== RECORDS SHOWN

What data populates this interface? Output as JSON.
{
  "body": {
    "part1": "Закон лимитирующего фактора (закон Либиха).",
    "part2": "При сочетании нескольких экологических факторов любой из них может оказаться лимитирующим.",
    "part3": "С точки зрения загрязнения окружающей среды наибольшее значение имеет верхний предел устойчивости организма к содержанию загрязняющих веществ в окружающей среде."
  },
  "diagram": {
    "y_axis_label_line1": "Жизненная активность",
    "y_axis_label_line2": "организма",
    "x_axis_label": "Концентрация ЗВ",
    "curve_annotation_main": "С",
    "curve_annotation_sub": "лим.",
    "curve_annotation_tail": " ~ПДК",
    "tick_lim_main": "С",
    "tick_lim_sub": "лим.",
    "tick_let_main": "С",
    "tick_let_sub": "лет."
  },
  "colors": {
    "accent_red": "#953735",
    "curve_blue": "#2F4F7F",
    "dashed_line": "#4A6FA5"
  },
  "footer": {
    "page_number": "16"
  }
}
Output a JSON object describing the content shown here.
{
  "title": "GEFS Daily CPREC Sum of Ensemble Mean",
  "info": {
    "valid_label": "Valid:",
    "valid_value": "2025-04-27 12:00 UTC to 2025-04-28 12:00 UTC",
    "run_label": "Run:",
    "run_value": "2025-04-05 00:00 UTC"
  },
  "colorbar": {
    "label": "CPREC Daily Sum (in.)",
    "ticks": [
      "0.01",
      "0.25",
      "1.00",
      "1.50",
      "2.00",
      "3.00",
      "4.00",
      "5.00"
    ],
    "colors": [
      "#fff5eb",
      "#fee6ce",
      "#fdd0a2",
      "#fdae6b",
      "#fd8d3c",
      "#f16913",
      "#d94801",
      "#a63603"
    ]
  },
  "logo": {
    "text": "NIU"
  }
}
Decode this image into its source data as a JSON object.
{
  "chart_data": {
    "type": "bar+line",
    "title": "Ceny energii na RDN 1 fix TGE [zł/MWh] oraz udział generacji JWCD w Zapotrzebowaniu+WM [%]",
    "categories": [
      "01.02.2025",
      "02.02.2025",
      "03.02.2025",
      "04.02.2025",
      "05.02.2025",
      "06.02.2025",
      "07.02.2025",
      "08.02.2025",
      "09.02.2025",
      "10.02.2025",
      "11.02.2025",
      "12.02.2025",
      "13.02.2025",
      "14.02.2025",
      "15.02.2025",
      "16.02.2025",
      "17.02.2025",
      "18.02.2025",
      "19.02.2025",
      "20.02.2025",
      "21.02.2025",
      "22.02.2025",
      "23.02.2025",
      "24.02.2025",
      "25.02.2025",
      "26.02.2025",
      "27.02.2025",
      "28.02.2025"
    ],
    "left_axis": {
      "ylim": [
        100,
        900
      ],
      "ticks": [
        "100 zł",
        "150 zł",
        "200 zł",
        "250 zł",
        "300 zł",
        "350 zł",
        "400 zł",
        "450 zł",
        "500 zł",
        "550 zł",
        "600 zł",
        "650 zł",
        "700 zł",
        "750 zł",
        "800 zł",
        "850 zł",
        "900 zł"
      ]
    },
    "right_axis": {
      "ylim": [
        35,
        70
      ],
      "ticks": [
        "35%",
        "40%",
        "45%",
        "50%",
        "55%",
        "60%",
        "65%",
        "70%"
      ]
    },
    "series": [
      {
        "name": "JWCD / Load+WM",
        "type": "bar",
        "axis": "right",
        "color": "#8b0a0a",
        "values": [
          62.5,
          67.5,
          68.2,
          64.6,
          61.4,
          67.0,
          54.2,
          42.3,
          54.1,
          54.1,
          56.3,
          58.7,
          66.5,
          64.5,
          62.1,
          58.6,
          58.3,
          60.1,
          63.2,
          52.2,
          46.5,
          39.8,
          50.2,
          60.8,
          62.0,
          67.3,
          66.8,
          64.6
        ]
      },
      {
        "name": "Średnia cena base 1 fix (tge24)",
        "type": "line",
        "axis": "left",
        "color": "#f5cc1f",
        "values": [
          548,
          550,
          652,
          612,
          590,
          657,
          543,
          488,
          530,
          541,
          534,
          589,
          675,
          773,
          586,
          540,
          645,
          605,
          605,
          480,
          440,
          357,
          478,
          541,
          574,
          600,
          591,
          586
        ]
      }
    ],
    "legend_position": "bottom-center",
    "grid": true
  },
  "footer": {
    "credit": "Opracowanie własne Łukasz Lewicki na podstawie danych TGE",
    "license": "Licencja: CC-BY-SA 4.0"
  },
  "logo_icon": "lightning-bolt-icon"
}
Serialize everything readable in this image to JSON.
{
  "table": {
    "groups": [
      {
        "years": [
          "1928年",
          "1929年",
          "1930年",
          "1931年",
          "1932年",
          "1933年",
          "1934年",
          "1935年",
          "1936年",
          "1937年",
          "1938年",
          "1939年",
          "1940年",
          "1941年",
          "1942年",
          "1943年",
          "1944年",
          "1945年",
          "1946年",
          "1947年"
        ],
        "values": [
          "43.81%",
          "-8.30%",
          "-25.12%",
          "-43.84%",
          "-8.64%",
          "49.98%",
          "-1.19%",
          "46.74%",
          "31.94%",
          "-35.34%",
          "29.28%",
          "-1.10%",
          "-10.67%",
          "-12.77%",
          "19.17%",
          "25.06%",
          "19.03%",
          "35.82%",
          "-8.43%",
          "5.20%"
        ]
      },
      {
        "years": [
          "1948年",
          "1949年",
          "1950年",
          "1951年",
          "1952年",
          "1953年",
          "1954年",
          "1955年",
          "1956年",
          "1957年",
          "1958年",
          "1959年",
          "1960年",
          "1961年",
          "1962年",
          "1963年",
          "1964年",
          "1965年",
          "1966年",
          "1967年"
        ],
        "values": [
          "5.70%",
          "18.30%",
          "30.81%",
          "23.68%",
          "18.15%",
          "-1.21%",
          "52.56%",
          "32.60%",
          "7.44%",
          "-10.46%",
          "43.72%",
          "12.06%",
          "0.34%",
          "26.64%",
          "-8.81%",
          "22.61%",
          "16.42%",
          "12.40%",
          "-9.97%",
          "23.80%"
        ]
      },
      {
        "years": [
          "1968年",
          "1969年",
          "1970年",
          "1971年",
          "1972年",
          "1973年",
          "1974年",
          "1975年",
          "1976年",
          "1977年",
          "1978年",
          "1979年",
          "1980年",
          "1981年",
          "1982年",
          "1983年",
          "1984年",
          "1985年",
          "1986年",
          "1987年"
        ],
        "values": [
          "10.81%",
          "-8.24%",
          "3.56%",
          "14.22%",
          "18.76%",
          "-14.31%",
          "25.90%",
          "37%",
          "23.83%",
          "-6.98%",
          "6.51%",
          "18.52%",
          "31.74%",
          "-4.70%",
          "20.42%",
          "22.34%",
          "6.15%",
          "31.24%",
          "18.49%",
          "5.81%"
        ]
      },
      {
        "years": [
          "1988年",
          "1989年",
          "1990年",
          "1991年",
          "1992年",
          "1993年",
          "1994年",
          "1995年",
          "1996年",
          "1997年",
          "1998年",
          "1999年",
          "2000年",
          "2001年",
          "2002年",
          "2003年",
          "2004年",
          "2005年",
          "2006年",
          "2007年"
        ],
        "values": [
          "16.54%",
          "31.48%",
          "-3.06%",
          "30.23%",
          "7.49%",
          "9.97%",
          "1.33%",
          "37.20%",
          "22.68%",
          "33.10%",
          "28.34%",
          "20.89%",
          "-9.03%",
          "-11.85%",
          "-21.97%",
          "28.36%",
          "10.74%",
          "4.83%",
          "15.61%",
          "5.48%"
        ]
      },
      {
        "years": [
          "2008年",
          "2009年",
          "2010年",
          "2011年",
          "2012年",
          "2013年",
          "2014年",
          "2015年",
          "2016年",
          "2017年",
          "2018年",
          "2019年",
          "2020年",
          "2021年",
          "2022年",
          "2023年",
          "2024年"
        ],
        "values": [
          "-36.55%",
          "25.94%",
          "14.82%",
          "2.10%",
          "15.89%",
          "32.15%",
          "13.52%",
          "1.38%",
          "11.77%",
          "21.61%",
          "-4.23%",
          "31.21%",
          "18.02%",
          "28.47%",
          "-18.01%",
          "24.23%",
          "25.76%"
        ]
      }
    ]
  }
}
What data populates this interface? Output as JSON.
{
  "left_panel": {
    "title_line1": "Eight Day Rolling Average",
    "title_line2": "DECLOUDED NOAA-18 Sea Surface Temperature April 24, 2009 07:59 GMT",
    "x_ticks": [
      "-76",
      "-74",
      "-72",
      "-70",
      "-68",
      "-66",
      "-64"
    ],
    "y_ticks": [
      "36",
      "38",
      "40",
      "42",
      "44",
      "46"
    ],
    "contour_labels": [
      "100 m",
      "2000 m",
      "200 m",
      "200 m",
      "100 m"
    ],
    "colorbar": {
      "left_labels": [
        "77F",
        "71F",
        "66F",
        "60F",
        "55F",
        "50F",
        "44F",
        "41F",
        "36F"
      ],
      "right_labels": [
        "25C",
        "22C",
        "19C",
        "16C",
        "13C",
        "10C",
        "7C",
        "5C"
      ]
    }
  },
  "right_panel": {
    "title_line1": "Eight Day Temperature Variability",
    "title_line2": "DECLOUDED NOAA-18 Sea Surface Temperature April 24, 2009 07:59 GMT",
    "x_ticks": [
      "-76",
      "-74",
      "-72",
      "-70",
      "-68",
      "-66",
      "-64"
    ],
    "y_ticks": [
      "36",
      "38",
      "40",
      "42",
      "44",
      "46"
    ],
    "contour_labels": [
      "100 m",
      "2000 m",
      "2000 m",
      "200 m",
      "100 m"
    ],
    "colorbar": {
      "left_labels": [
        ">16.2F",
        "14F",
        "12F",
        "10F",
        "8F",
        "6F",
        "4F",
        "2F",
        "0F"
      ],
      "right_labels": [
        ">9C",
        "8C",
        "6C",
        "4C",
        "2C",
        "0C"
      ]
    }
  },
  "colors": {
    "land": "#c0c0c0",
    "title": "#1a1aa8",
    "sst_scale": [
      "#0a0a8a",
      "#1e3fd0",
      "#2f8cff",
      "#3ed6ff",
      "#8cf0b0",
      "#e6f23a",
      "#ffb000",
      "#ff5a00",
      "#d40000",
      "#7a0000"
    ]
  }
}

====

◆ **WHAT TO DO**
Looking at the records above, say how many lines hold the string "image". Write nothing but the number.

◆ **CORRECT OUTPUT**
2